Stored data
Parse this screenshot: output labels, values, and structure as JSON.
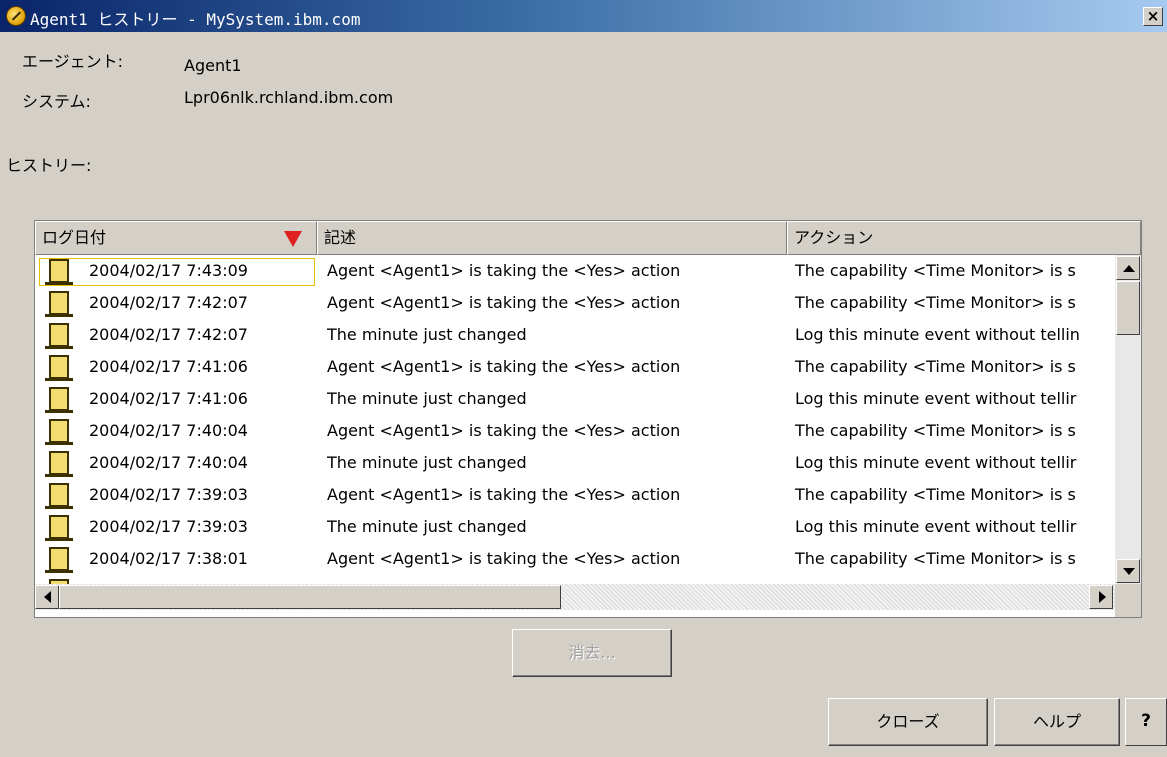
{
  "window": {
    "title": "Agent1 ヒストリー - MySystem.ibm.com",
    "close_glyph": "×"
  },
  "info": {
    "agent_label": "エージェント:",
    "agent_value": "Agent1",
    "system_label": "システム:",
    "system_value": "Lpr06nlk.rchland.ibm.com",
    "history_label": "ヒストリー:"
  },
  "table": {
    "columns": [
      {
        "label": "ログ日付",
        "sorted": "descending"
      },
      {
        "label": "記述"
      },
      {
        "label": "アクション"
      }
    ],
    "row_icon": "log-document-icon",
    "rows": [
      {
        "date": "2004/02/17 7:43:09",
        "description": "Agent <Agent1> is taking the <Yes> action",
        "action": "The capability <Time Monitor> is s"
      },
      {
        "date": "2004/02/17 7:42:07",
        "description": "Agent <Agent1> is taking the <Yes> action",
        "action": "The capability <Time Monitor> is s"
      },
      {
        "date": "2004/02/17 7:42:07",
        "description": "The minute just changed",
        "action": "Log this minute event without tellin"
      },
      {
        "date": "2004/02/17 7:41:06",
        "description": "Agent <Agent1> is taking the <Yes> action",
        "action": "The capability <Time Monitor> is s"
      },
      {
        "date": "2004/02/17 7:41:06",
        "description": "The minute just changed",
        "action": "Log this minute event without tellir"
      },
      {
        "date": "2004/02/17 7:40:04",
        "description": "Agent <Agent1> is taking the <Yes> action",
        "action": "The capability <Time Monitor> is s"
      },
      {
        "date": "2004/02/17 7:40:04",
        "description": "The minute just changed",
        "action": "Log this minute event without tellir"
      },
      {
        "date": "2004/02/17 7:39:03",
        "description": "Agent <Agent1> is taking the <Yes> action",
        "action": "The capability <Time Monitor> is s"
      },
      {
        "date": "2004/02/17 7:39:03",
        "description": "The minute just changed",
        "action": "Log this minute event without tellir"
      },
      {
        "date": "2004/02/17 7:38:01",
        "description": "Agent <Agent1> is taking the <Yes> action",
        "action": "The capability <Time Monitor> is s"
      }
    ]
  },
  "buttons": {
    "delete": "消去...",
    "close": "クローズ",
    "help": "ヘルプ",
    "context_help": "?"
  },
  "colors": {
    "sort_indicator": "#e02020",
    "title_bar_start": "#0a246a",
    "title_bar_end": "#a6caf0",
    "focus_border": "#e8c000"
  }
}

▸ **Exercise instructions**: Copy out the listing exactly as it stands, but not the pictures.

▸ **Task answer**:
Parse this screenshot: output labels, values, and structure as JSON.
{
  "window": {
    "title": "Agent1 ヒストリー - MySystem.ibm.com",
    "close_glyph": "×"
  },
  "info": {
    "agent_label": "エージェント:",
    "agent_value": "Agent1",
    "system_label": "システム:",
    "system_value": "Lpr06nlk.rchland.ibm.com",
    "history_label": "ヒストリー:"
  },
  "table": {
    "columns": [
      {
        "label": "ログ日付",
        "sorted": "descending"
      },
      {
        "label": "記述"
      },
      {
        "label": "アクション"
      }
    ],
    "row_icon": "log-document-icon",
    "rows": [
      {
        "date": "2004/02/17 7:43:09",
        "description": "Agent <Agent1> is taking the <Yes> action",
        "action": "The capability <Time Monitor> is s"
      },
      {
        "date": "2004/02/17 7:42:07",
        "description": "Agent <Agent1> is taking the <Yes> action",
        "action": "The capability <Time Monitor> is s"
      },
      {
        "date": "2004/02/17 7:42:07",
        "description": "The minute just changed",
        "action": "Log this minute event without tellin"
      },
      {
        "date": "2004/02/17 7:41:06",
        "description": "Agent <Agent1> is taking the <Yes> action",
        "action": "The capability <Time Monitor> is s"
      },
      {
        "date": "2004/02/17 7:41:06",
        "description": "The minute just changed",
        "action": "Log this minute event without tellir"
      },
      {
        "date": "2004/02/17 7:40:04",
        "description": "Agent <Agent1> is taking the <Yes> action",
        "action": "The capability <Time Monitor> is s"
      },
      {
        "date": "2004/02/17 7:40:04",
        "description": "The minute just changed",
        "action": "Log this minute event without tellir"
      },
      {
        "date": "2004/02/17 7:39:03",
        "description": "Agent <Agent1> is taking the <Yes> action",
        "action": "The capability <Time Monitor> is s"
      },
      {
        "date": "2004/02/17 7:39:03",
        "description": "The minute just changed",
        "action": "Log this minute event without tellir"
      },
      {
        "date": "2004/02/17 7:38:01",
        "description": "Agent <Agent1> is taking the <Yes> action",
        "action": "The capability <Time Monitor> is s"
      }
    ]
  },
  "buttons": {
    "delete": "消去...",
    "close": "クローズ",
    "help": "ヘルプ",
    "context_help": "?"
  },
  "colors": {
    "sort_indicator": "#e02020",
    "title_bar_start": "#0a246a",
    "title_bar_end": "#a6caf0",
    "focus_border": "#e8c000"
  }
}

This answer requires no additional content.